Work to complete
Set down the data below without change, skipping the pictures it holds.
START The records
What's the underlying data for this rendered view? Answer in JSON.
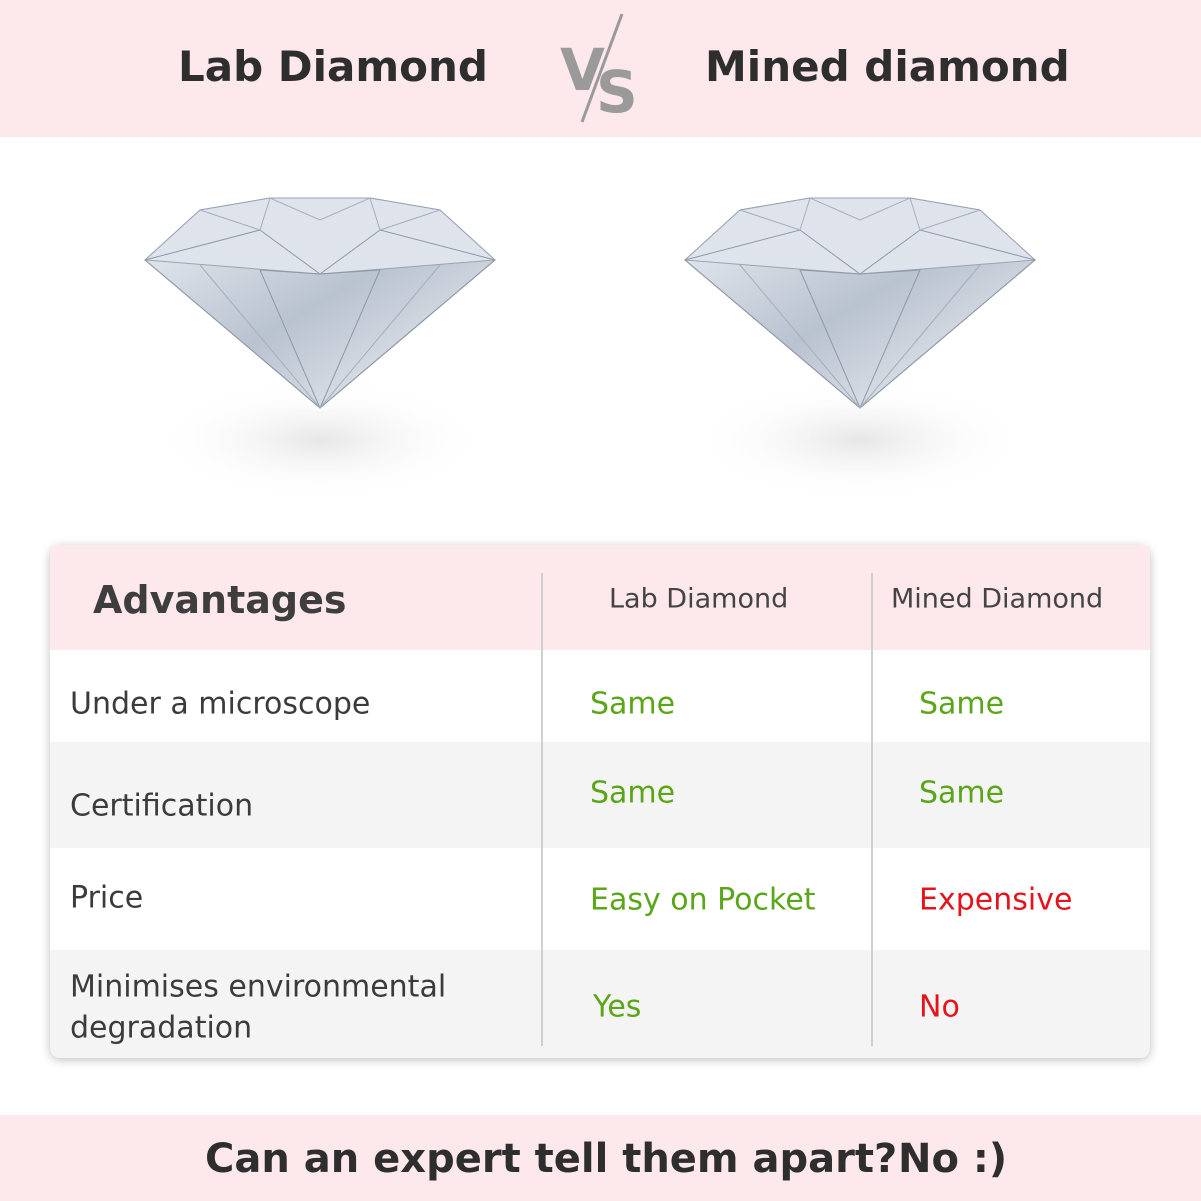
{
  "header": {
    "left_title": "Lab Diamond",
    "vs_logo": "VS",
    "right_title": "Mined diamond"
  },
  "images": [
    "lab-diamond-image",
    "mined-diamond-image"
  ],
  "table": {
    "headers": [
      "Advantages",
      "Lab Diamond",
      "Mined Diamond"
    ],
    "rows": [
      {
        "label": "Under a microscope",
        "lab": "Same",
        "mined": "Same",
        "lab_status": "positive",
        "mined_status": "positive"
      },
      {
        "label": "Certification",
        "lab": "Same",
        "mined": "Same",
        "lab_status": "positive",
        "mined_status": "positive"
      },
      {
        "label": "Price",
        "lab": "Easy on Pocket",
        "mined": "Expensive",
        "lab_status": "positive",
        "mined_status": "negative"
      },
      {
        "label_line1": "Minimises environmental",
        "label_line2": "degradation",
        "lab": "Yes",
        "mined": "No",
        "lab_status": "positive",
        "mined_status": "negative"
      }
    ]
  },
  "footer": {
    "question": "Can an expert tell them apart?",
    "answer": "No :)"
  },
  "colors": {
    "band": "#fde8ec",
    "positive": "#5aa618",
    "negative": "#e5141c",
    "row_alt": "#f4f4f4"
  }
}
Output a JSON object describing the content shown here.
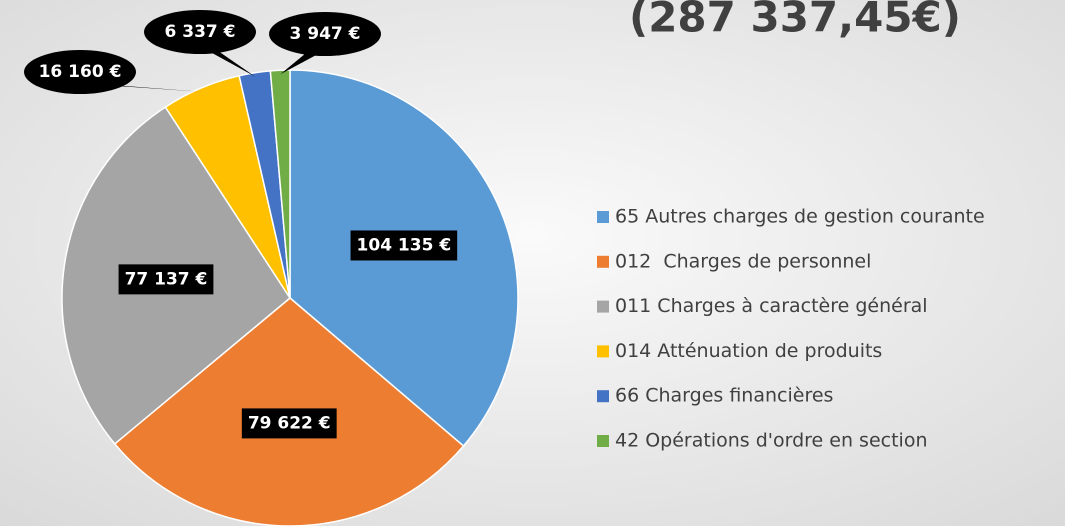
{
  "chart_data": {
    "type": "pie",
    "title": "(287 337,45€)",
    "categories": [
      "65 Autres charges de gestion courante",
      "012  Charges de personnel",
      "011 Charges à caractère général",
      "014 Atténuation de produits",
      "66 Charges financières",
      "42 Opérations d'ordre en section"
    ],
    "values": [
      104135,
      79622,
      77137,
      16160,
      6337,
      3947
    ],
    "value_labels": [
      "104 135 €",
      "79 622 €",
      "77 137 €",
      "16 160 €",
      "6 337 €",
      "3 947 €"
    ],
    "colors": [
      "#5b9bd5",
      "#ed7d31",
      "#a5a5a5",
      "#ffc000",
      "#4472c4",
      "#70ad47"
    ],
    "legend": "right"
  }
}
END The records
Task output
What's the underlying data for this rendered view? Answer in JSON.
{
  "header": {
    "left_title": "Lab Diamond",
    "vs_logo": "VS",
    "right_title": "Mined diamond"
  },
  "images": [
    "lab-diamond-image",
    "mined-diamond-image"
  ],
  "table": {
    "headers": [
      "Advantages",
      "Lab Diamond",
      "Mined Diamond"
    ],
    "rows": [
      {
        "label": "Under a microscope",
        "lab": "Same",
        "mined": "Same",
        "lab_status": "positive",
        "mined_status": "positive"
      },
      {
        "label": "Certification",
        "lab": "Same",
        "mined": "Same",
        "lab_status": "positive",
        "mined_status": "positive"
      },
      {
        "label": "Price",
        "lab": "Easy on Pocket",
        "mined": "Expensive",
        "lab_status": "positive",
        "mined_status": "negative"
      },
      {
        "label_line1": "Minimises environmental",
        "label_line2": "degradation",
        "lab": "Yes",
        "mined": "No",
        "lab_status": "positive",
        "mined_status": "negative"
      }
    ]
  },
  "footer": {
    "question": "Can an expert tell them apart?",
    "answer": "No :)"
  },
  "colors": {
    "band": "#fde8ec",
    "positive": "#5aa618",
    "negative": "#e5141c",
    "row_alt": "#f4f4f4"
  }
}
Output a JSON object describing the content shown here.
{
  "chart_data": {
    "type": "pie",
    "title": "(287 337,45€)",
    "categories": [
      "65 Autres charges de gestion courante",
      "012  Charges de personnel",
      "011 Charges à caractère général",
      "014 Atténuation de produits",
      "66 Charges financières",
      "42 Opérations d'ordre en section"
    ],
    "values": [
      104135,
      79622,
      77137,
      16160,
      6337,
      3947
    ],
    "value_labels": [
      "104 135 €",
      "79 622 €",
      "77 137 €",
      "16 160 €",
      "6 337 €",
      "3 947 €"
    ],
    "colors": [
      "#5b9bd5",
      "#ed7d31",
      "#a5a5a5",
      "#ffc000",
      "#4472c4",
      "#70ad47"
    ],
    "legend": "right"
  }
}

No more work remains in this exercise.